Rows from a dataset:
-------
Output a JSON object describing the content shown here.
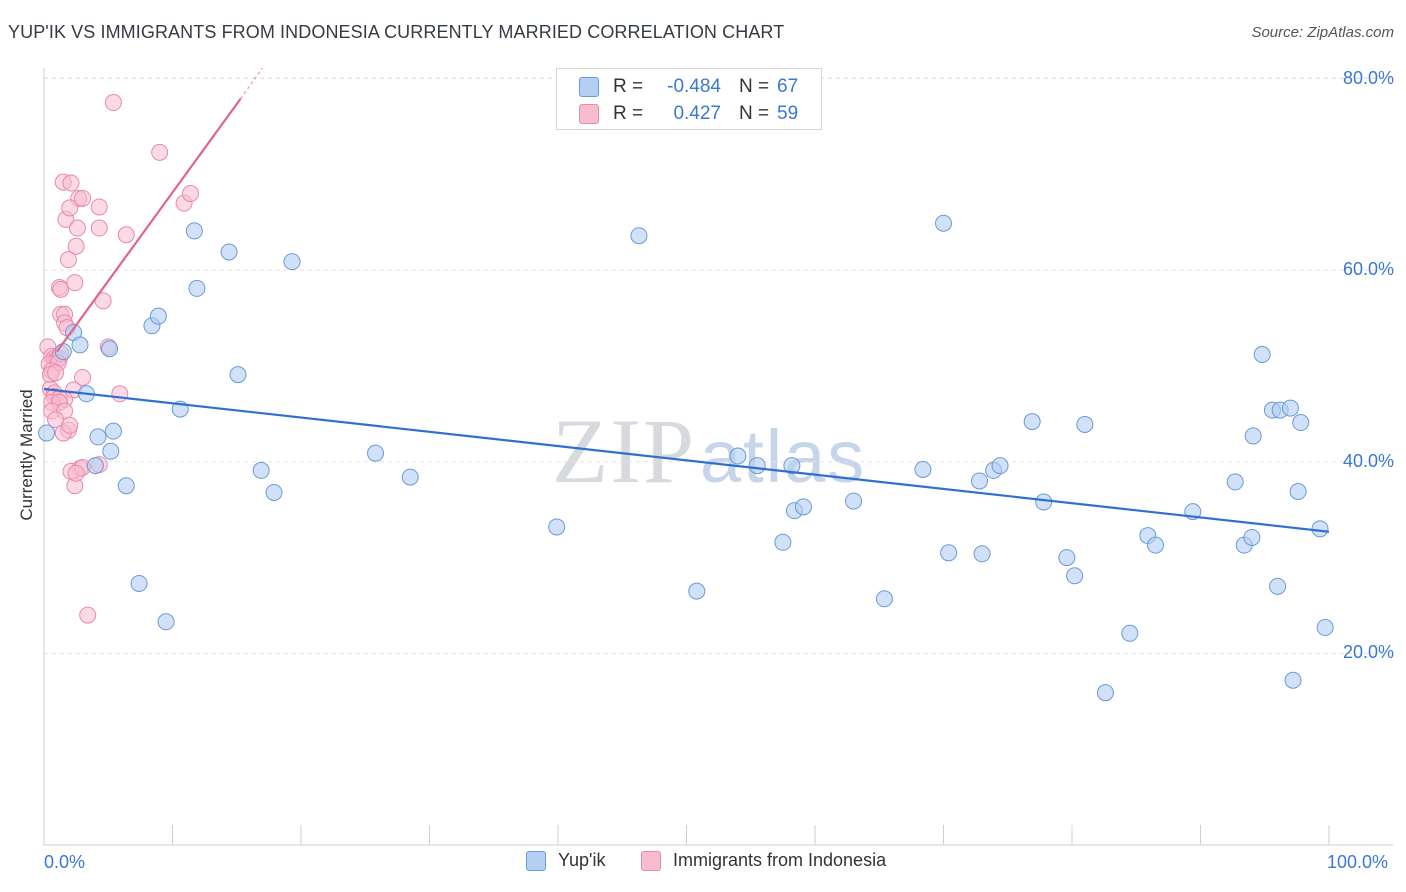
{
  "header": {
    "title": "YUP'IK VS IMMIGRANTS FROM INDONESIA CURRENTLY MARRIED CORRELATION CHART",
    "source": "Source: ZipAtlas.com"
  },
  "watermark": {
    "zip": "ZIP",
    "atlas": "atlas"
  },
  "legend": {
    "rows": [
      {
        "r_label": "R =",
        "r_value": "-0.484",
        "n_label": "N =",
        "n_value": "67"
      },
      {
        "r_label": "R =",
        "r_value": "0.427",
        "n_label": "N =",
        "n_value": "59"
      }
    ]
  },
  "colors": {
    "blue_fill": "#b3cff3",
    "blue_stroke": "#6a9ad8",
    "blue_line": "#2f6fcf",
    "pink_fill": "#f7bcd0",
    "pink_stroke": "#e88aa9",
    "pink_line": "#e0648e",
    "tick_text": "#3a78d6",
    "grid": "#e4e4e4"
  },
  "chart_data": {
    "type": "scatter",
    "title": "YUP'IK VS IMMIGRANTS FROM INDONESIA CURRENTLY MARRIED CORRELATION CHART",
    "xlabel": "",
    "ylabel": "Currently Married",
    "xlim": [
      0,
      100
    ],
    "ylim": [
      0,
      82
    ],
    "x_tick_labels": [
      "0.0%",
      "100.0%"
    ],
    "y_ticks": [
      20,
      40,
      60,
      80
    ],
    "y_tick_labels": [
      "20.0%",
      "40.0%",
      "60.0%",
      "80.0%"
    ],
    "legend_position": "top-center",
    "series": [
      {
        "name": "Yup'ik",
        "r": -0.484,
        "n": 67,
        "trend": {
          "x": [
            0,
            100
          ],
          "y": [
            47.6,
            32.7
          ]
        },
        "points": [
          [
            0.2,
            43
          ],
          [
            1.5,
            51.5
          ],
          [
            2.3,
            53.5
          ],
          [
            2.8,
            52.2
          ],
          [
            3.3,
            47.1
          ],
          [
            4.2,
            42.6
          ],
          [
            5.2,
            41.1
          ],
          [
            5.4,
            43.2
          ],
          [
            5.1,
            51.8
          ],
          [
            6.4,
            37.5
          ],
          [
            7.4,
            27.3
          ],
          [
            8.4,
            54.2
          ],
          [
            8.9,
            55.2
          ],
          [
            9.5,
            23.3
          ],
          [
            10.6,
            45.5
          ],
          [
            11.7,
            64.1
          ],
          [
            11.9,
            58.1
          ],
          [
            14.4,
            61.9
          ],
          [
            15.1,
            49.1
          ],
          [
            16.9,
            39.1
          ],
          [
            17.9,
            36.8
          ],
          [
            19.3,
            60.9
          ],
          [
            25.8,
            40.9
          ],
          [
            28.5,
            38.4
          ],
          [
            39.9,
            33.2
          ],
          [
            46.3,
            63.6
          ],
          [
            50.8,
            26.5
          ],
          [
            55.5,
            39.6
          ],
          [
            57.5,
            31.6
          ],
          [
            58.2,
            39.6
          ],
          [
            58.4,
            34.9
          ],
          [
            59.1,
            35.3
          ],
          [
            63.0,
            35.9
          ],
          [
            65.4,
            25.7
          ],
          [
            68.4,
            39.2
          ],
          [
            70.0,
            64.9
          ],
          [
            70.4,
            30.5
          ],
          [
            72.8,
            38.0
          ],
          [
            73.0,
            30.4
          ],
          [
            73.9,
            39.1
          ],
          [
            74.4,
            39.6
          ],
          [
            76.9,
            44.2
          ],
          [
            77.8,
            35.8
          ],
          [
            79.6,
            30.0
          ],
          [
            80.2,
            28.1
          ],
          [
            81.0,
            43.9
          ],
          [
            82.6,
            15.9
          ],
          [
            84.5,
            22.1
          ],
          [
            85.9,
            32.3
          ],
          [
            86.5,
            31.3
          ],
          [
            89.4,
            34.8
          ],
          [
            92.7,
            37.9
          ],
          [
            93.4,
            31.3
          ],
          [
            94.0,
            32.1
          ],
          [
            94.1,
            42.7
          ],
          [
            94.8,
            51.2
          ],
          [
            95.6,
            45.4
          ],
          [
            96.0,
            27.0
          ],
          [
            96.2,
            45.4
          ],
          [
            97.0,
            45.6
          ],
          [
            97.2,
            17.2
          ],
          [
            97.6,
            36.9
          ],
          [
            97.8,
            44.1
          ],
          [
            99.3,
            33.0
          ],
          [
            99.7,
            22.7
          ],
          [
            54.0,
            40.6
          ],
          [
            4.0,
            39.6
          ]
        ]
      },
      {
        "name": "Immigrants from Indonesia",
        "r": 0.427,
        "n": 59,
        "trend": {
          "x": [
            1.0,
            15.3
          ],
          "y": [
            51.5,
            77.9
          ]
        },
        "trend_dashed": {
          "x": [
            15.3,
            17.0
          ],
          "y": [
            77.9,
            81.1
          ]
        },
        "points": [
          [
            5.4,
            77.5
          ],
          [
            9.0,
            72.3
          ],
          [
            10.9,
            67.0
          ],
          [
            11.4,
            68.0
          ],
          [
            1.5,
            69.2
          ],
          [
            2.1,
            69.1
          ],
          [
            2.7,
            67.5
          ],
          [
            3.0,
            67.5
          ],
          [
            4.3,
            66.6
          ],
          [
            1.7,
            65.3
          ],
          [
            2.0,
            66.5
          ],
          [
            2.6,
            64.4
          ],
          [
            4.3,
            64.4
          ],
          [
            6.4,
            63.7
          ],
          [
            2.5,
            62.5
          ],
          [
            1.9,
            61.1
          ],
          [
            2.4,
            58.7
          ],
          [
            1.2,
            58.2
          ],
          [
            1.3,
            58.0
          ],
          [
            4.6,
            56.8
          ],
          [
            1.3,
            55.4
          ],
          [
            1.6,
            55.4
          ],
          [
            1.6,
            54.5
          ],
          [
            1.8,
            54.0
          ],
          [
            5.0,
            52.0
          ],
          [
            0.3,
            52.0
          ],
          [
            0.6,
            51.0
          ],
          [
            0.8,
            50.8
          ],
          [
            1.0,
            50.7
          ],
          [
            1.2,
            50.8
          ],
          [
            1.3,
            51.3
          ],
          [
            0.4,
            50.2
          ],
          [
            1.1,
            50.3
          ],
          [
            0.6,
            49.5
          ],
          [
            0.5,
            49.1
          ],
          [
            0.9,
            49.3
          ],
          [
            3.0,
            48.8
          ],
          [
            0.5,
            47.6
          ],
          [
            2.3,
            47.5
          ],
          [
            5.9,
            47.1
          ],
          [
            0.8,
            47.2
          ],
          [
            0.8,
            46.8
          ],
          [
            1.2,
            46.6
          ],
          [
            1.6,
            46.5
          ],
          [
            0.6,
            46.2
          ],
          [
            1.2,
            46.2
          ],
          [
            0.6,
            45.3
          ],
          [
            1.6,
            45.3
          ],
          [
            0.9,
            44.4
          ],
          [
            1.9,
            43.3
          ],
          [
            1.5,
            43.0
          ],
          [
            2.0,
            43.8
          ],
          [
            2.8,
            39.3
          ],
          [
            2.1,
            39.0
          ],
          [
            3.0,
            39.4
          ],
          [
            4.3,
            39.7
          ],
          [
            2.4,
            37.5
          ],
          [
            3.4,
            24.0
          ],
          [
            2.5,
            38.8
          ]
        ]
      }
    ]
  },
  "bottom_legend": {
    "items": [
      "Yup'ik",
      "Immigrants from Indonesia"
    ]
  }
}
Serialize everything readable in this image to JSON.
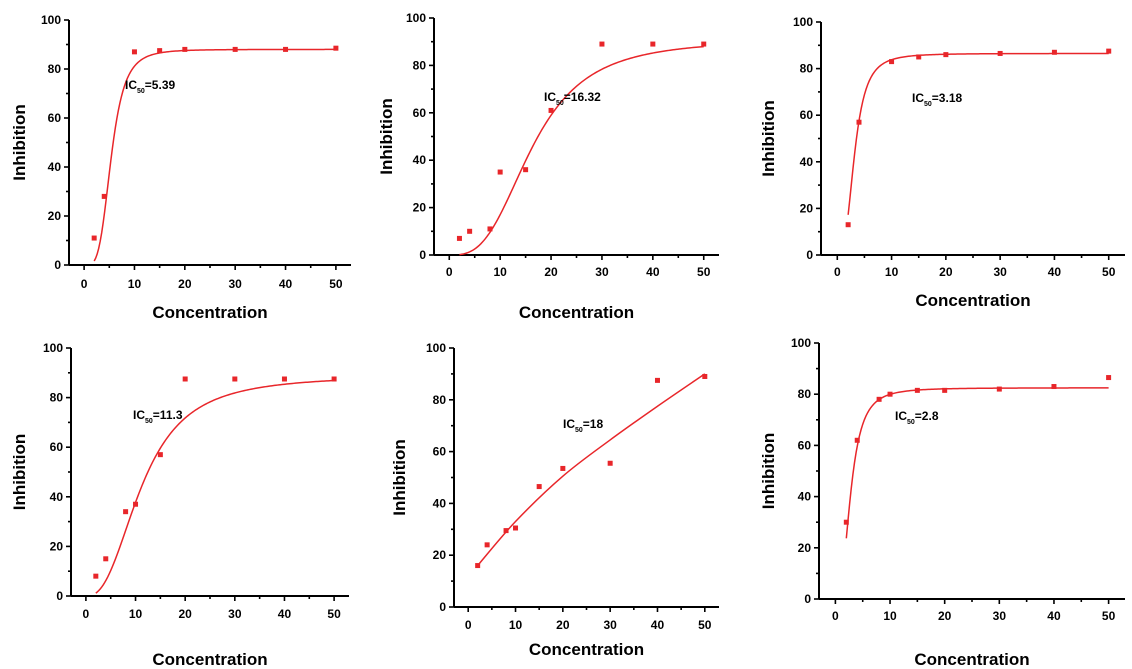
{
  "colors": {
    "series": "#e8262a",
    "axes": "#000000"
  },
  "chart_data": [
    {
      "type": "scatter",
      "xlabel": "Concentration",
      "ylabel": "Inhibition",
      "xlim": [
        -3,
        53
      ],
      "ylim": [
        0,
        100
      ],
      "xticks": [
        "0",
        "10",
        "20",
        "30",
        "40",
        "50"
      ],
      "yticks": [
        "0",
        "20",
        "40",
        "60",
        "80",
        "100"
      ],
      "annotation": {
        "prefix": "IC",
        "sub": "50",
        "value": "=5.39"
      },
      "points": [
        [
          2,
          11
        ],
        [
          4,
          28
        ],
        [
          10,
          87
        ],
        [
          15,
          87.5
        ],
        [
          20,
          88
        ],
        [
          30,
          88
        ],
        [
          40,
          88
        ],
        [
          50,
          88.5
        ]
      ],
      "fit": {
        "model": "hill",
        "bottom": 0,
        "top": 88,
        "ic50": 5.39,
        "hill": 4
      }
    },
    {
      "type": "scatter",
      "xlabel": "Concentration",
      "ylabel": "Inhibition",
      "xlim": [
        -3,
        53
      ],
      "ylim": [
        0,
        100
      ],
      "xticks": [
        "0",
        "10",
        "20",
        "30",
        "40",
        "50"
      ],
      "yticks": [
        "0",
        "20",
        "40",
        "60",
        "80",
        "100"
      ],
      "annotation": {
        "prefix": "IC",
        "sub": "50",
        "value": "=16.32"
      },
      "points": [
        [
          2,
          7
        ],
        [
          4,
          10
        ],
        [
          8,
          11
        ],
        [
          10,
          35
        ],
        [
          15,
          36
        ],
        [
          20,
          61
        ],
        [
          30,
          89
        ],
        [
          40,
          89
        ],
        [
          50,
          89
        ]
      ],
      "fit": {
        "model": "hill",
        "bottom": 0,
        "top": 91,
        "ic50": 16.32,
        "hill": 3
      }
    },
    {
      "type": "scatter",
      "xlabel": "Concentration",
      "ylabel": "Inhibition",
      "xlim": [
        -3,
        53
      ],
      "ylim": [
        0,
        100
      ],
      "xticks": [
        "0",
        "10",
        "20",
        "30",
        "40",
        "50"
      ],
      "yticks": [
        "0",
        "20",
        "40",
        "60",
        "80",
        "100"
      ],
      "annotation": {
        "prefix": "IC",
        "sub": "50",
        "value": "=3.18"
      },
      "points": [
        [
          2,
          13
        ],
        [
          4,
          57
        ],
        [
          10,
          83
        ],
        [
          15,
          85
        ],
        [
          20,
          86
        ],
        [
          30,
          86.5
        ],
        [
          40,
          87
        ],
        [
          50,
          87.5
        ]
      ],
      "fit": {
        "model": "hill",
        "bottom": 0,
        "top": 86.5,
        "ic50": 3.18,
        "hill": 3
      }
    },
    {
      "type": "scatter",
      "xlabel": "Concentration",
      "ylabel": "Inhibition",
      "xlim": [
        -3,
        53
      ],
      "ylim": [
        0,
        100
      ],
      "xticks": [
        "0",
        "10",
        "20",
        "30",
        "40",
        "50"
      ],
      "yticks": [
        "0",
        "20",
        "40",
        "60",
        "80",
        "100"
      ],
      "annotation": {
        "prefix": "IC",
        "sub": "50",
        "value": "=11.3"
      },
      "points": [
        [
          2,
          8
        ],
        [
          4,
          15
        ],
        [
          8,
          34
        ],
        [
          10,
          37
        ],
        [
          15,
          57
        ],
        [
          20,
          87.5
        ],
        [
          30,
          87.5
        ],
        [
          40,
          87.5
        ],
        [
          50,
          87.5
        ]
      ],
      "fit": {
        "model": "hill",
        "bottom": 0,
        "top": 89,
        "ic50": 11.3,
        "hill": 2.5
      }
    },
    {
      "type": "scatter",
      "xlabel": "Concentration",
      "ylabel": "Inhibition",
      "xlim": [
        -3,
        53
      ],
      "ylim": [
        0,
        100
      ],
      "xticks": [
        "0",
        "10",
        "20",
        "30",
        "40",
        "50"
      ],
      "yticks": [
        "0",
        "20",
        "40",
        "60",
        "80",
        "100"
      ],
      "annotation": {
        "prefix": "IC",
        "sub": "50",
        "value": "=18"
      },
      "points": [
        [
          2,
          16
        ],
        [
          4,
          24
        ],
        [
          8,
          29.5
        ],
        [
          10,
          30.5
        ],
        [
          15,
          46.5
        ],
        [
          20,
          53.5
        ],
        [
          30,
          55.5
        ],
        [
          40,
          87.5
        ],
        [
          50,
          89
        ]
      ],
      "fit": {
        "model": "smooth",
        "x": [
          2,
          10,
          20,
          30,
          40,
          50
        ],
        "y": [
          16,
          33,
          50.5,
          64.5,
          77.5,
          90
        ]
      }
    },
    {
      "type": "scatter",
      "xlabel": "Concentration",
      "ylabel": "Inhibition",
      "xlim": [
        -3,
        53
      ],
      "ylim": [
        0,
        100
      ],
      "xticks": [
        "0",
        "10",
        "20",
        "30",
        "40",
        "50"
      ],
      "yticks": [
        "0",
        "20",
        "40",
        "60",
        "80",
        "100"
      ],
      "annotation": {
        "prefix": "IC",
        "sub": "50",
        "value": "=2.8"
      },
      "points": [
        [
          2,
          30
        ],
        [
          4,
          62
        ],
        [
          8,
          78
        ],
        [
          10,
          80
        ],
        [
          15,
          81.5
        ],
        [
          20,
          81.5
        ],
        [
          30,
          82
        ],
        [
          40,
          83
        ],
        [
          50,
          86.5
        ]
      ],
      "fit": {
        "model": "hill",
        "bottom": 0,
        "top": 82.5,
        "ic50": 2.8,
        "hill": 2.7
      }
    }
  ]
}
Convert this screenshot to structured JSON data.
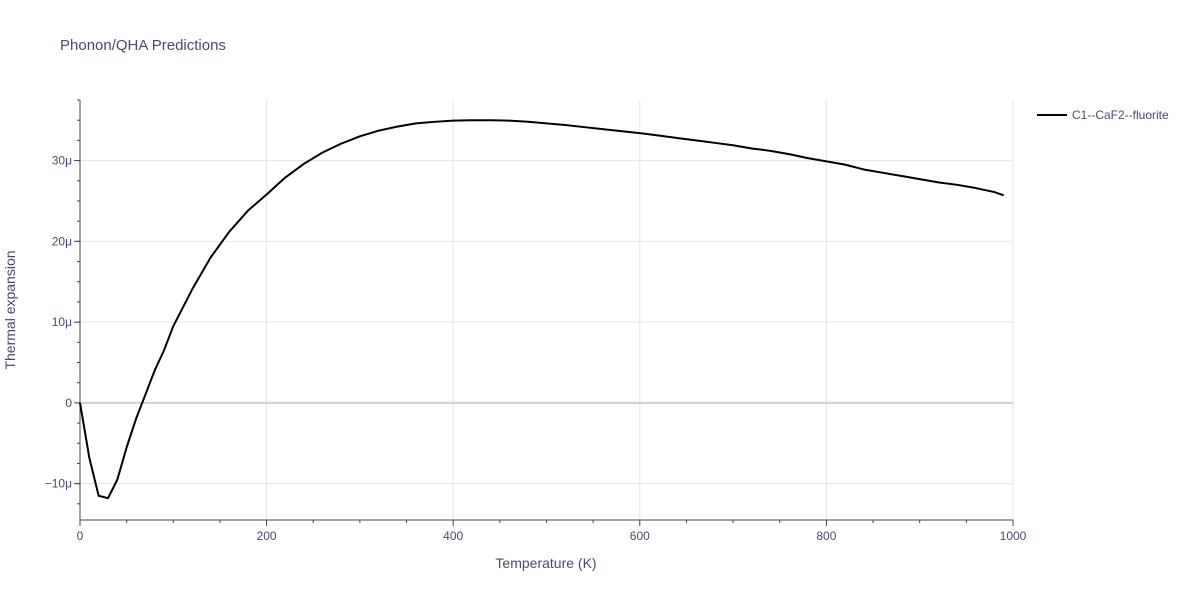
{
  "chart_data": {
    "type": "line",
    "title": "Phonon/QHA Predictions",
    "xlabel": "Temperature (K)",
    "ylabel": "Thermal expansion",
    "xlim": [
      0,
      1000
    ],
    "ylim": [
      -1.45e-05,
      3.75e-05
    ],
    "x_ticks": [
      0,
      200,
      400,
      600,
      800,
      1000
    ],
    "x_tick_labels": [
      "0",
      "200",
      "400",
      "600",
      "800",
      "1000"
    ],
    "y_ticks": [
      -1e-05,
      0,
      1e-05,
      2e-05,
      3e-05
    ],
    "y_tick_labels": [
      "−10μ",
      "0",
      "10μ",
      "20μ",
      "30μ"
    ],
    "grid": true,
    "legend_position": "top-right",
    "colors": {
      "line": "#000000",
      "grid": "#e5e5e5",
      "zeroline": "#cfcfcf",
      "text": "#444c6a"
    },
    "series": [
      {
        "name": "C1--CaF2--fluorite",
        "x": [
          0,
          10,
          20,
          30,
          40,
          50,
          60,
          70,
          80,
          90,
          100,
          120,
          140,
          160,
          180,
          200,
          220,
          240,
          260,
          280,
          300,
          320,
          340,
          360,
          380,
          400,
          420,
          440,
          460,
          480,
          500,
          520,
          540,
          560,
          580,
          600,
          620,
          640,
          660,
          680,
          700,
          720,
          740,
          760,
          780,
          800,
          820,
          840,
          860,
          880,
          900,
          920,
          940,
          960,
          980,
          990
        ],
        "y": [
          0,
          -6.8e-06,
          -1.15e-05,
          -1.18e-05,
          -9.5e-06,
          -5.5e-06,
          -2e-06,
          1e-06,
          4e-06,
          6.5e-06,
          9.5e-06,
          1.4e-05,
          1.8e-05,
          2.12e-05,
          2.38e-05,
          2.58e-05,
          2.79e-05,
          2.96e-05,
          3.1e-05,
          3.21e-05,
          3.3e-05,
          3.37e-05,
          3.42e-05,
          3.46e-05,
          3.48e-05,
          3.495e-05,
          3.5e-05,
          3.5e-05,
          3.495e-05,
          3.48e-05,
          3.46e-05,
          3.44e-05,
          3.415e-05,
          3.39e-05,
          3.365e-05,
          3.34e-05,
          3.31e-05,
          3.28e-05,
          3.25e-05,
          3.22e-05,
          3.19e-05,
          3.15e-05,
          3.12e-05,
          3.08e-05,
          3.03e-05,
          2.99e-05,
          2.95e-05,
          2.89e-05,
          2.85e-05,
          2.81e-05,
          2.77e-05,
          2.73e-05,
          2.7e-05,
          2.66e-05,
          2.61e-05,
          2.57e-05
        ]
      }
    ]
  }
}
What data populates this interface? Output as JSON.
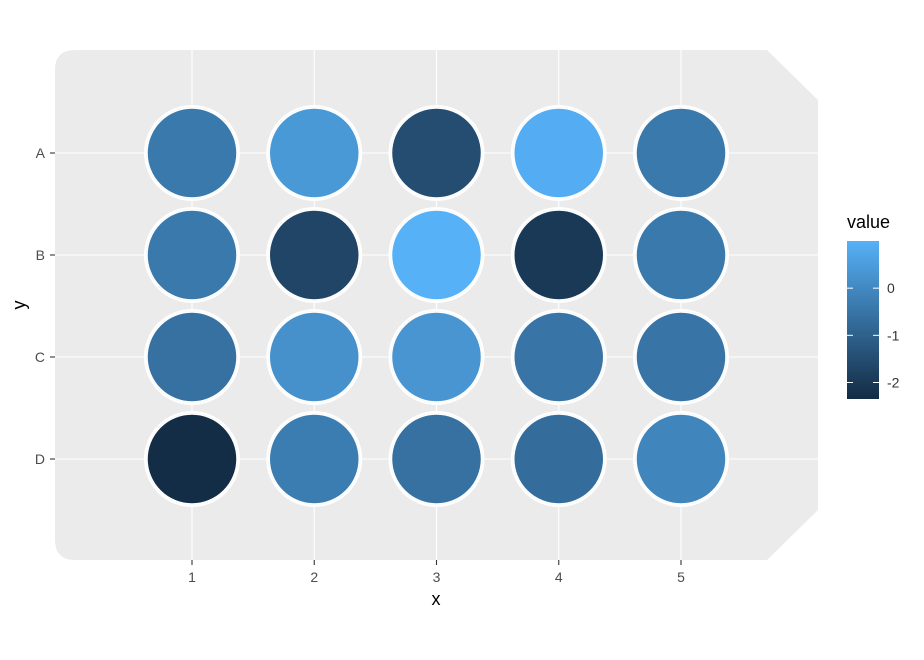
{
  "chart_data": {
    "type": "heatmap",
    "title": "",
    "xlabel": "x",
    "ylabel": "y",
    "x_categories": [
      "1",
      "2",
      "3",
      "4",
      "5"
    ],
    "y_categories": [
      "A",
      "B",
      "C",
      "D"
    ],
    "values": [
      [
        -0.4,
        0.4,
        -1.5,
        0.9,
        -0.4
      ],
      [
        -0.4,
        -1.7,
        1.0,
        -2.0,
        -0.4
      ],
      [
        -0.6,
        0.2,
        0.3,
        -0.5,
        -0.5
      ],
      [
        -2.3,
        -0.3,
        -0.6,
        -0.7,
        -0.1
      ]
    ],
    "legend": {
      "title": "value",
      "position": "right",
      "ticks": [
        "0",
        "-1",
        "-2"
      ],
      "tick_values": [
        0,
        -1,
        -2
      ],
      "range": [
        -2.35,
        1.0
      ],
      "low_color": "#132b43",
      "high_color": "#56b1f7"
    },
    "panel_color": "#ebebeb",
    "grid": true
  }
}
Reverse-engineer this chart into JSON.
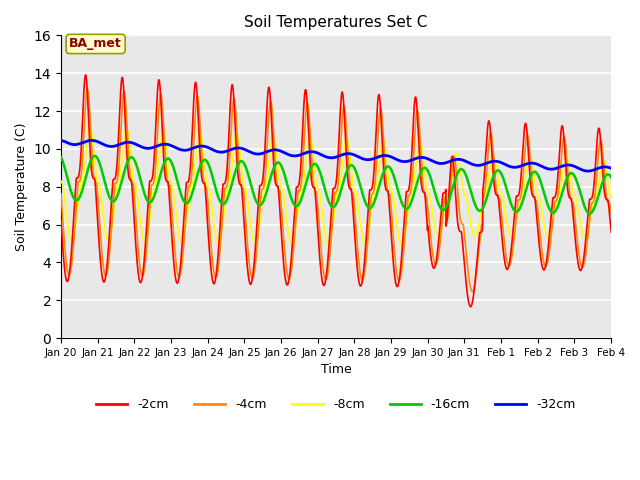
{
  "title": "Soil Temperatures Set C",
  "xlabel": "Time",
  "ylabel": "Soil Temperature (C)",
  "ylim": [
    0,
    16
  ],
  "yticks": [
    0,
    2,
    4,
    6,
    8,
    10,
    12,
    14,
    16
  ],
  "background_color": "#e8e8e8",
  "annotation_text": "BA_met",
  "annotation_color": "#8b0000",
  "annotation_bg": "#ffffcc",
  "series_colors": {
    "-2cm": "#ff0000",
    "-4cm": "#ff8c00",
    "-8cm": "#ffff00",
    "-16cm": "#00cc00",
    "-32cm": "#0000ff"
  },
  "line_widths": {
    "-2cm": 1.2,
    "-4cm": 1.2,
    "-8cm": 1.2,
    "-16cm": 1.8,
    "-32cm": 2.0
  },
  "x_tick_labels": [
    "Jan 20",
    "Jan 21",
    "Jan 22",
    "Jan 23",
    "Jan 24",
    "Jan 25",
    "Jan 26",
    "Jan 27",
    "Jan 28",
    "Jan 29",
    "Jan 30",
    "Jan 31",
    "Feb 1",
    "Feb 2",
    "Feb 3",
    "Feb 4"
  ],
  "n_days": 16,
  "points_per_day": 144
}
-------
Emit the lines of the data above from the one containing "Reverse-engineer this chart into JSON." through its final line, both endpoints included. Pictures do not belong in the output.

Reverse-engineer this chart into JSON.
{
  "title": "Soil Temperatures Set C",
  "xlabel": "Time",
  "ylabel": "Soil Temperature (C)",
  "ylim": [
    0,
    16
  ],
  "yticks": [
    0,
    2,
    4,
    6,
    8,
    10,
    12,
    14,
    16
  ],
  "background_color": "#e8e8e8",
  "annotation_text": "BA_met",
  "annotation_color": "#8b0000",
  "annotation_bg": "#ffffcc",
  "series_colors": {
    "-2cm": "#ff0000",
    "-4cm": "#ff8c00",
    "-8cm": "#ffff00",
    "-16cm": "#00cc00",
    "-32cm": "#0000ff"
  },
  "line_widths": {
    "-2cm": 1.2,
    "-4cm": 1.2,
    "-8cm": 1.2,
    "-16cm": 1.8,
    "-32cm": 2.0
  },
  "x_tick_labels": [
    "Jan 20",
    "Jan 21",
    "Jan 22",
    "Jan 23",
    "Jan 24",
    "Jan 25",
    "Jan 26",
    "Jan 27",
    "Jan 28",
    "Jan 29",
    "Jan 30",
    "Jan 31",
    "Feb 1",
    "Feb 2",
    "Feb 3",
    "Feb 4"
  ],
  "n_days": 16,
  "points_per_day": 144
}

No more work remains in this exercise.